- What needs to be done -
Return the listing below exactly, with the pictures dropped.

[Start Dataset records]

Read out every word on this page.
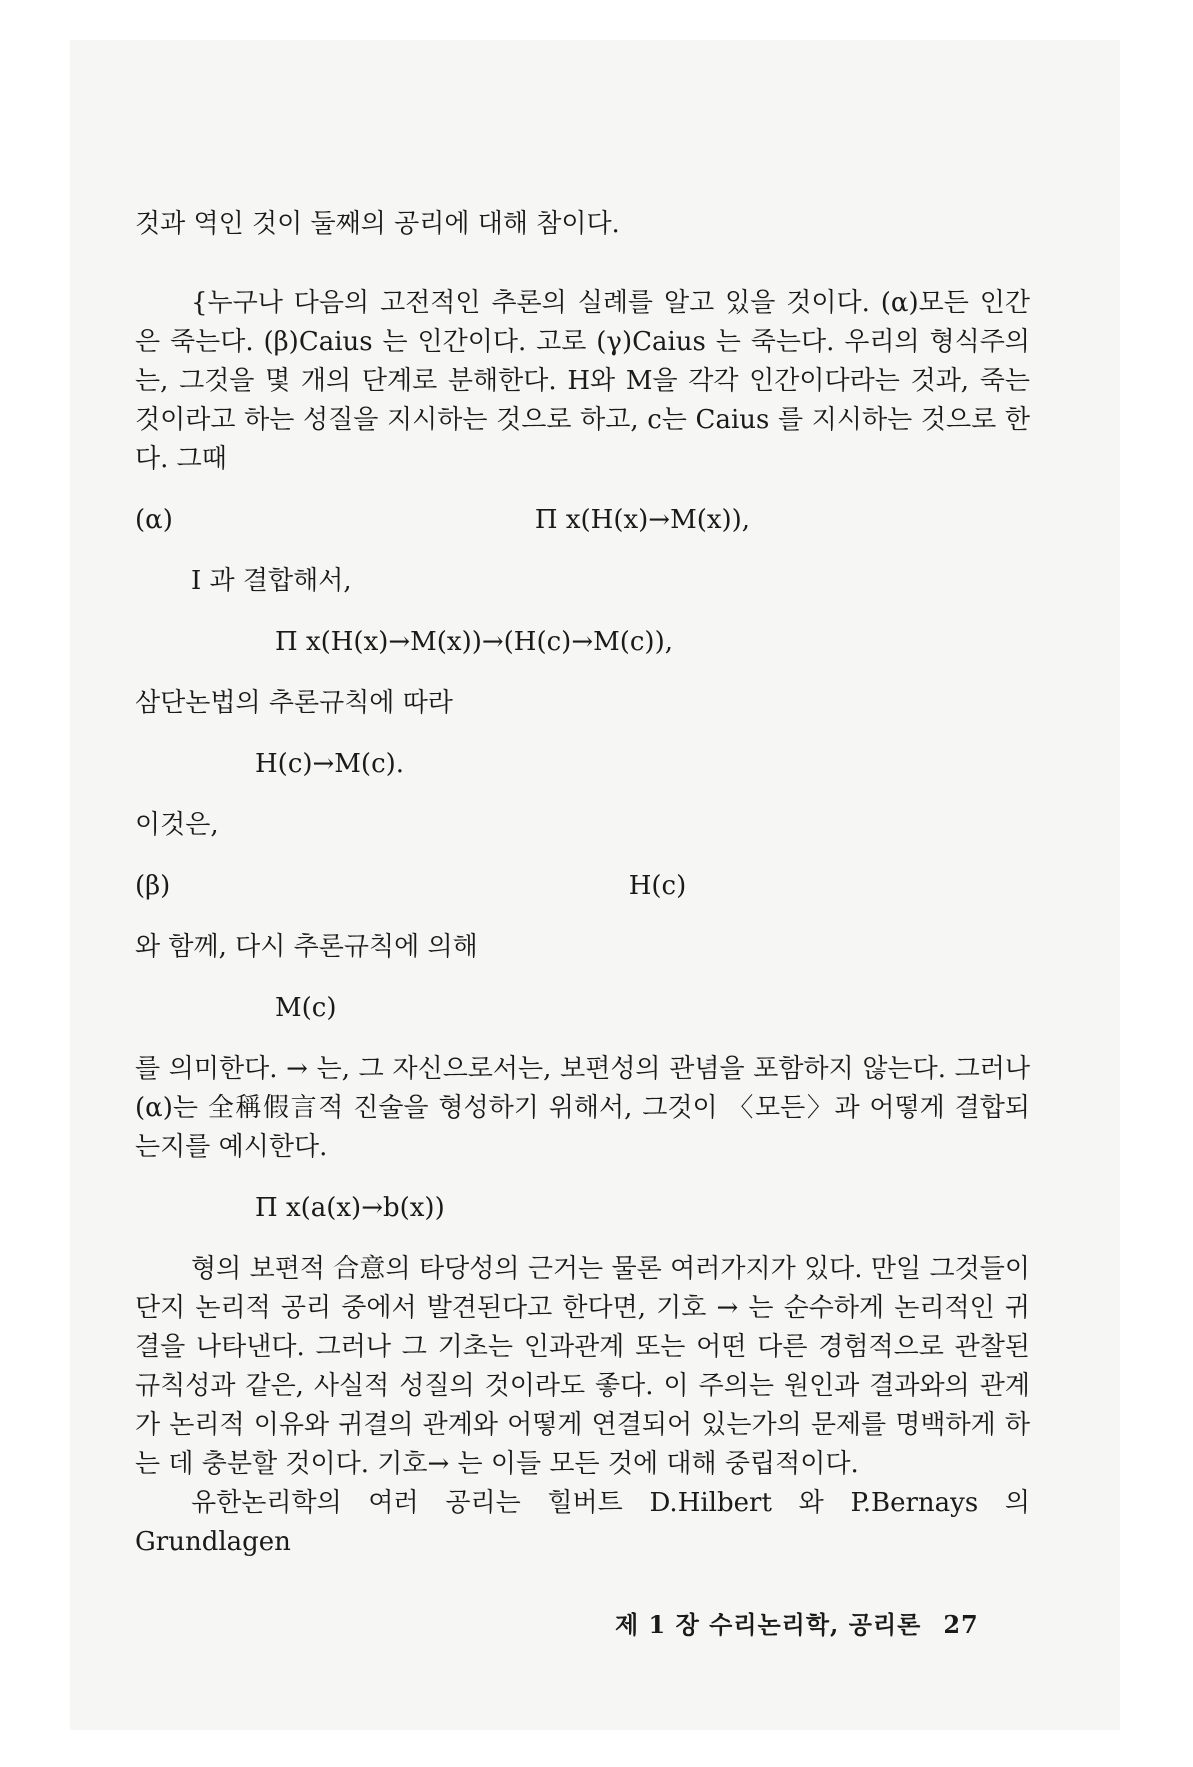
것과 역인 것이 둘째의 공리에 대해 참이다.

{누구나 다음의 고전적인 추론의 실례를 알고 있을 것이다. (α)모든 인간은 죽는다. (β)Caius 는 인간이다. 고로 (γ)Caius 는 죽는다. 우리의 형식주의는, 그것을 몇 개의 단계로 분해한다. H와 M을 각각 인간이다라는 것과, 죽는 것이라고 하는 성질을 지시하는 것으로 하고, c는 Caius 를 지시하는 것으로 한다. 그때

(α)	Π x(H(x)→M(x)),

I 과 결합해서,

Π x(H(x)→M(x))→(H(c)→M(c)),

삼단논법의 추론규칙에 따라

H(c)→M(c).

이것은,

(β)	H(c)

와 함께, 다시 추론규칙에 의해

M(c)

를 의미한다. → 는, 그 자신으로서는, 보편성의 관념을 포함하지 않는다. 그러나 (α)는 全稱假言적 진술을 형성하기 위해서, 그것이 〈모든〉과 어떻게 결합되는지를 예시한다.

Π x(a(x)→b(x))

형의 보편적 合意의 타당성의 근거는 물론 여러가지가 있다. 만일 그것들이 단지 논리적 공리 중에서 발견된다고 한다면, 기호 → 는 순수하게 논리적인 귀결을 나타낸다. 그러나 그 기초는 인과관계 또는 어떤 다른 경험적으로 관찰된 규칙성과 같은, 사실적 성질의 것이라도 좋다. 이 주의는 원인과 결과와의 관계가 논리적 이유와 귀결의 관계와 어떻게 연결되어 있는가의 문제를 명백하게 하는 데 충분할 것이다. 기호→ 는 이들 모든 것에 대해 중립적이다.

유한논리학의 여러 공리는 힐버트 D.Hilbert 와 P.Bernays 의 Grundlagen

제 1 장 수리논리학, 공리론 27
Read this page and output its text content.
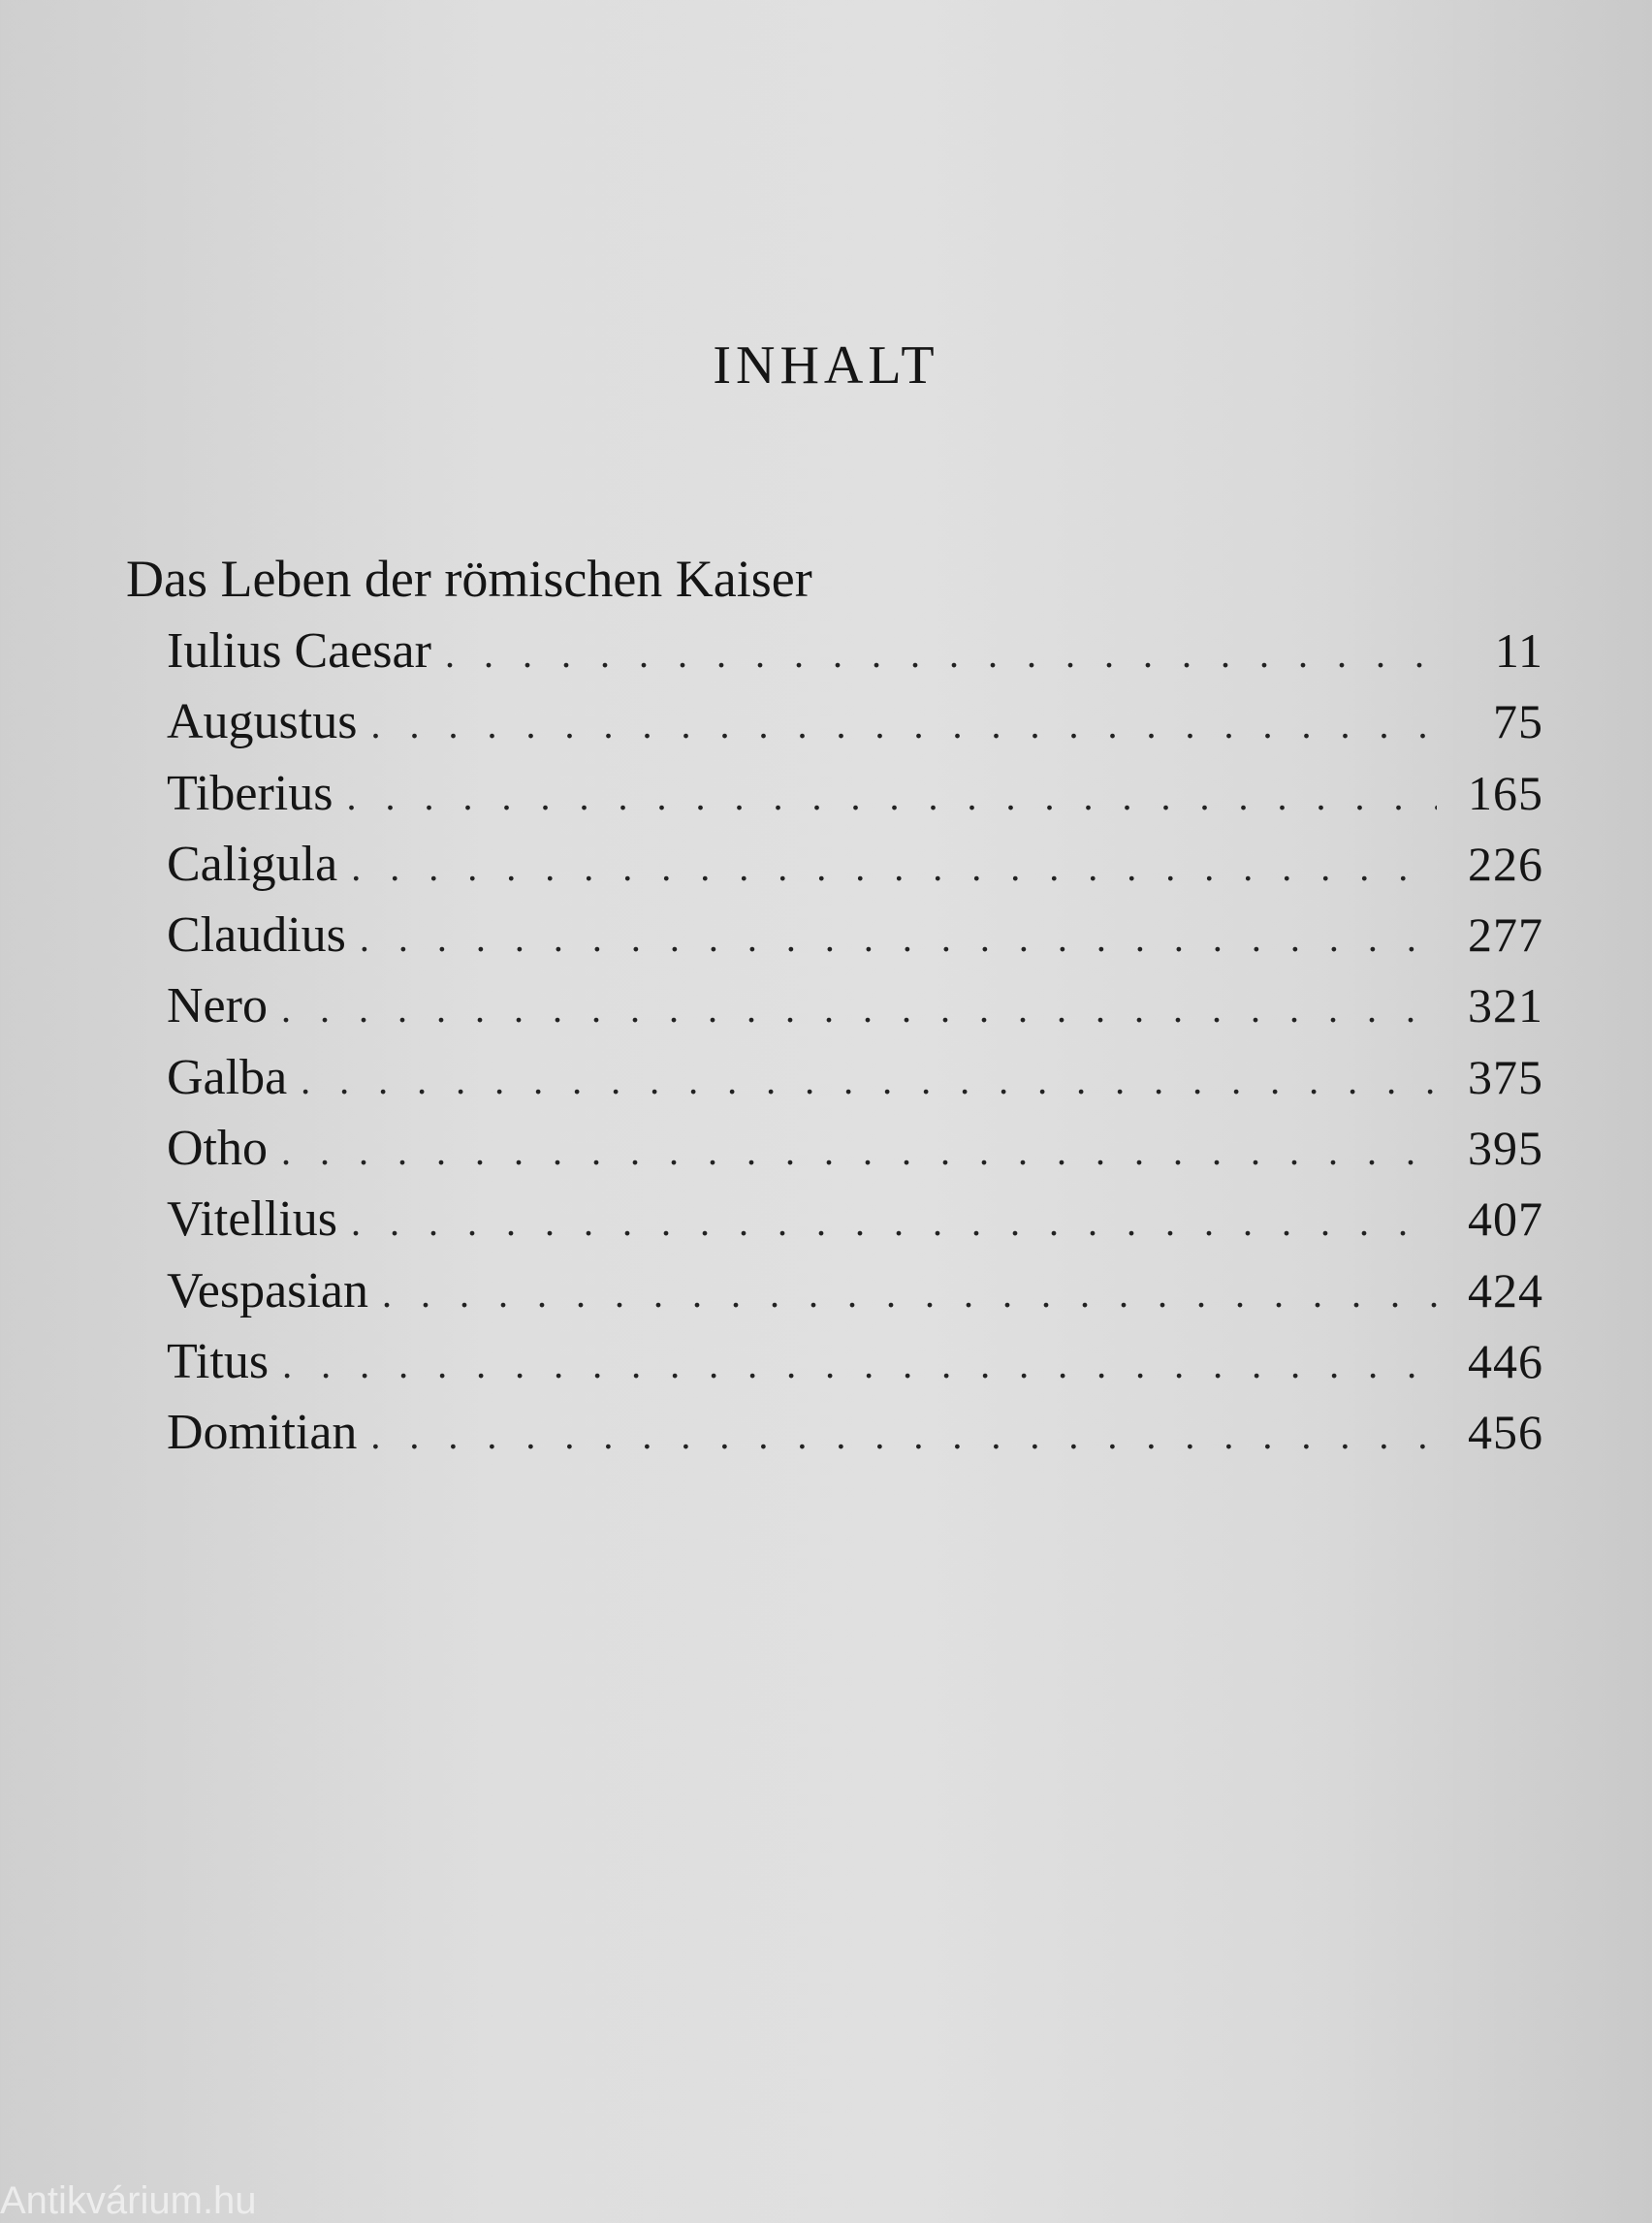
INHALT
Das Leben der römischen Kaiser
Iulius Caesar . . .	11
Augustus . . .	75
Tiberius . . .	165
Caligula . . .	226
Claudius . . .	277
Nero . . .	321
Galba . . .	375
Otho . . .	395
Vitellius . . .	407
Vespasian . . .	424
Titus . . .	446
Domitian . . .	456
Antikvárium.hu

[End Dataset records]

- The output -
Read out every word on this page.
것과 역인 것이 둘째의 공리에 대해 참이다.

{누구나 다음의 고전적인 추론의 실례를 알고 있을 것이다. (α)모든 인간은 죽는다. (β)Caius 는 인간이다. 고로 (γ)Caius 는 죽는다. 우리의 형식주의는, 그것을 몇 개의 단계로 분해한다. H와 M을 각각 인간이다라는 것과, 죽는 것이라고 하는 성질을 지시하는 것으로 하고, c는 Caius 를 지시하는 것으로 한다. 그때

(α)	Π x(H(x)→M(x)),

I 과 결합해서,

Π x(H(x)→M(x))→(H(c)→M(c)),

삼단논법의 추론규칙에 따라

H(c)→M(c).

이것은,

(β)	H(c)

와 함께, 다시 추론규칙에 의해

M(c)

를 의미한다. → 는, 그 자신으로서는, 보편성의 관념을 포함하지 않는다. 그러나 (α)는 全稱假言적 진술을 형성하기 위해서, 그것이 〈모든〉과 어떻게 결합되는지를 예시한다.

Π x(a(x)→b(x))

형의 보편적 合意의 타당성의 근거는 물론 여러가지가 있다. 만일 그것들이 단지 논리적 공리 중에서 발견된다고 한다면, 기호 → 는 순수하게 논리적인 귀결을 나타낸다. 그러나 그 기초는 인과관계 또는 어떤 다른 경험적으로 관찰된 규칙성과 같은, 사실적 성질의 것이라도 좋다. 이 주의는 원인과 결과와의 관계가 논리적 이유와 귀결의 관계와 어떻게 연결되어 있는가의 문제를 명백하게 하는 데 충분할 것이다. 기호→ 는 이들 모든 것에 대해 중립적이다.

유한논리학의 여러 공리는 힐버트 D.Hilbert 와 P.Bernays 의 Grundlagen

제 1 장 수리논리학, 공리론 27
Read this page and output its text content.
INHALT
Das Leben der römischen Kaiser
Iulius Caesar . . .	11
Augustus . . .	75
Tiberius . . .	165
Caligula . . .	226
Claudius . . .	277
Nero . . .	321
Galba . . .	375
Otho . . .	395
Vitellius . . .	407
Vespasian . . .	424
Titus . . .	446
Domitian . . .	456
Antikvárium.hu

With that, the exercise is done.